Dataset rows:
▽
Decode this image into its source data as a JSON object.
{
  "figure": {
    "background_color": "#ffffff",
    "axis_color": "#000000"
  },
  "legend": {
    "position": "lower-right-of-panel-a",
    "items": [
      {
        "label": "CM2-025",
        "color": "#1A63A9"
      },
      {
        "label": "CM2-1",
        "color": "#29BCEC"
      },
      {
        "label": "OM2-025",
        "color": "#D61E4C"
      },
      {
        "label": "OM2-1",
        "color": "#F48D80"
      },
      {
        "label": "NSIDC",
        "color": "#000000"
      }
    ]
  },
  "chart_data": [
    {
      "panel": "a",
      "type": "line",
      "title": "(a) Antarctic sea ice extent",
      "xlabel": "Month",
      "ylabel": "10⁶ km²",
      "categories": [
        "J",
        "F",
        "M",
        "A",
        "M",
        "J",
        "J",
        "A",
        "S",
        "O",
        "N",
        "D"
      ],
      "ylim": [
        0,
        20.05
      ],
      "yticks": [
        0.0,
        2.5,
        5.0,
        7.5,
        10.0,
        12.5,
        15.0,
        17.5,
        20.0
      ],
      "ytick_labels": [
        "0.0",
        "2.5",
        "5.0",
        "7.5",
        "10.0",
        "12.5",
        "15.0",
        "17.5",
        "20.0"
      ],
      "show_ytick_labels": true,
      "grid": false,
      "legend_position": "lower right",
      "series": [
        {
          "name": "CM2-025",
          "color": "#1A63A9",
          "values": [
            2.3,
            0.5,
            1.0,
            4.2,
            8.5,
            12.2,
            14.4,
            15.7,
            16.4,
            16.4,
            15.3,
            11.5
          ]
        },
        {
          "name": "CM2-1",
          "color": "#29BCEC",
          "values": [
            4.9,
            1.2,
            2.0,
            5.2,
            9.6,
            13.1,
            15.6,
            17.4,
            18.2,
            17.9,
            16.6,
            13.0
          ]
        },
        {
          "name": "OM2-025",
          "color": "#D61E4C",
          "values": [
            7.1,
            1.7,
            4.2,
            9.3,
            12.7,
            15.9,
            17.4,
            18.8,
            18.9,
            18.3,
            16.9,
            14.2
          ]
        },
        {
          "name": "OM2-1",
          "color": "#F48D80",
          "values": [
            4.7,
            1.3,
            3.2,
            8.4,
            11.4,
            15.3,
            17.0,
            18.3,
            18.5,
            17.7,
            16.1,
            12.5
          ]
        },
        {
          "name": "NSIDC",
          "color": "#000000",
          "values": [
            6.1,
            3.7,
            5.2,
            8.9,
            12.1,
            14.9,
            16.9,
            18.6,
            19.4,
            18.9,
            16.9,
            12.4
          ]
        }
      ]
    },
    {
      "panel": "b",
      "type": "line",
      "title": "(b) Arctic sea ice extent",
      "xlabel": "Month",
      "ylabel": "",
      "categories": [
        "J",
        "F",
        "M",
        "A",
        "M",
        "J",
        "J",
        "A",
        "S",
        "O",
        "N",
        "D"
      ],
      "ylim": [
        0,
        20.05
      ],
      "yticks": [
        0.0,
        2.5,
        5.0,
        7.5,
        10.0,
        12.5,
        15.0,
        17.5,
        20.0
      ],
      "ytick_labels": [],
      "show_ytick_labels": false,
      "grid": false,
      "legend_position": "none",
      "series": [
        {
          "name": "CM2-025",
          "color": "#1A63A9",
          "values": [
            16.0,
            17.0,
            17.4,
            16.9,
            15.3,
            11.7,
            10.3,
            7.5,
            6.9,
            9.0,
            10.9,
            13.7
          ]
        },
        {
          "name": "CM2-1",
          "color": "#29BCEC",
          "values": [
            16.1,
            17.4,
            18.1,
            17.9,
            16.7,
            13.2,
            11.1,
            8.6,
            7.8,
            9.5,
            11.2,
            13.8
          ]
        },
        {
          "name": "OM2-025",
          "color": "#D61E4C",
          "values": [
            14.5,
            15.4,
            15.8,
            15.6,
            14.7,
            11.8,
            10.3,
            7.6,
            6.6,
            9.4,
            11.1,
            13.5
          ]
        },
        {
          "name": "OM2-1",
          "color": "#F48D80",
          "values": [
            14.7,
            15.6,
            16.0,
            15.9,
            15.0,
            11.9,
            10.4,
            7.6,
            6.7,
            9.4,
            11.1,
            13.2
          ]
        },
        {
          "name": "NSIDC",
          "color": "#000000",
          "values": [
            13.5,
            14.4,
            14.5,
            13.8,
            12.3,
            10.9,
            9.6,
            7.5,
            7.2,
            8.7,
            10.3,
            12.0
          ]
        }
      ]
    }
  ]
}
△
__INSTRUCTION__. Your task is to retype all the records above with nothing left out.

__THE ANSWER__.
Decode this image into its source data as a JSON object.
{
  "figure": {
    "background_color": "#ffffff",
    "axis_color": "#000000"
  },
  "legend": {
    "position": "lower-right-of-panel-a",
    "items": [
      {
        "label": "CM2-025",
        "color": "#1A63A9"
      },
      {
        "label": "CM2-1",
        "color": "#29BCEC"
      },
      {
        "label": "OM2-025",
        "color": "#D61E4C"
      },
      {
        "label": "OM2-1",
        "color": "#F48D80"
      },
      {
        "label": "NSIDC",
        "color": "#000000"
      }
    ]
  },
  "chart_data": [
    {
      "panel": "a",
      "type": "line",
      "title": "(a) Antarctic sea ice extent",
      "xlabel": "Month",
      "ylabel": "10⁶ km²",
      "categories": [
        "J",
        "F",
        "M",
        "A",
        "M",
        "J",
        "J",
        "A",
        "S",
        "O",
        "N",
        "D"
      ],
      "ylim": [
        0,
        20.05
      ],
      "yticks": [
        0.0,
        2.5,
        5.0,
        7.5,
        10.0,
        12.5,
        15.0,
        17.5,
        20.0
      ],
      "ytick_labels": [
        "0.0",
        "2.5",
        "5.0",
        "7.5",
        "10.0",
        "12.5",
        "15.0",
        "17.5",
        "20.0"
      ],
      "show_ytick_labels": true,
      "grid": false,
      "legend_position": "lower right",
      "series": [
        {
          "name": "CM2-025",
          "color": "#1A63A9",
          "values": [
            2.3,
            0.5,
            1.0,
            4.2,
            8.5,
            12.2,
            14.4,
            15.7,
            16.4,
            16.4,
            15.3,
            11.5
          ]
        },
        {
          "name": "CM2-1",
          "color": "#29BCEC",
          "values": [
            4.9,
            1.2,
            2.0,
            5.2,
            9.6,
            13.1,
            15.6,
            17.4,
            18.2,
            17.9,
            16.6,
            13.0
          ]
        },
        {
          "name": "OM2-025",
          "color": "#D61E4C",
          "values": [
            7.1,
            1.7,
            4.2,
            9.3,
            12.7,
            15.9,
            17.4,
            18.8,
            18.9,
            18.3,
            16.9,
            14.2
          ]
        },
        {
          "name": "OM2-1",
          "color": "#F48D80",
          "values": [
            4.7,
            1.3,
            3.2,
            8.4,
            11.4,
            15.3,
            17.0,
            18.3,
            18.5,
            17.7,
            16.1,
            12.5
          ]
        },
        {
          "name": "NSIDC",
          "color": "#000000",
          "values": [
            6.1,
            3.7,
            5.2,
            8.9,
            12.1,
            14.9,
            16.9,
            18.6,
            19.4,
            18.9,
            16.9,
            12.4
          ]
        }
      ]
    },
    {
      "panel": "b",
      "type": "line",
      "title": "(b) Arctic sea ice extent",
      "xlabel": "Month",
      "ylabel": "",
      "categories": [
        "J",
        "F",
        "M",
        "A",
        "M",
        "J",
        "J",
        "A",
        "S",
        "O",
        "N",
        "D"
      ],
      "ylim": [
        0,
        20.05
      ],
      "yticks": [
        0.0,
        2.5,
        5.0,
        7.5,
        10.0,
        12.5,
        15.0,
        17.5,
        20.0
      ],
      "ytick_labels": [],
      "show_ytick_labels": false,
      "grid": false,
      "legend_position": "none",
      "series": [
        {
          "name": "CM2-025",
          "color": "#1A63A9",
          "values": [
            16.0,
            17.0,
            17.4,
            16.9,
            15.3,
            11.7,
            10.3,
            7.5,
            6.9,
            9.0,
            10.9,
            13.7
          ]
        },
        {
          "name": "CM2-1",
          "color": "#29BCEC",
          "values": [
            16.1,
            17.4,
            18.1,
            17.9,
            16.7,
            13.2,
            11.1,
            8.6,
            7.8,
            9.5,
            11.2,
            13.8
          ]
        },
        {
          "name": "OM2-025",
          "color": "#D61E4C",
          "values": [
            14.5,
            15.4,
            15.8,
            15.6,
            14.7,
            11.8,
            10.3,
            7.6,
            6.6,
            9.4,
            11.1,
            13.5
          ]
        },
        {
          "name": "OM2-1",
          "color": "#F48D80",
          "values": [
            14.7,
            15.6,
            16.0,
            15.9,
            15.0,
            11.9,
            10.4,
            7.6,
            6.7,
            9.4,
            11.1,
            13.2
          ]
        },
        {
          "name": "NSIDC",
          "color": "#000000",
          "values": [
            13.5,
            14.4,
            14.5,
            13.8,
            12.3,
            10.9,
            9.6,
            7.5,
            7.2,
            8.7,
            10.3,
            12.0
          ]
        }
      ]
    }
  ]
}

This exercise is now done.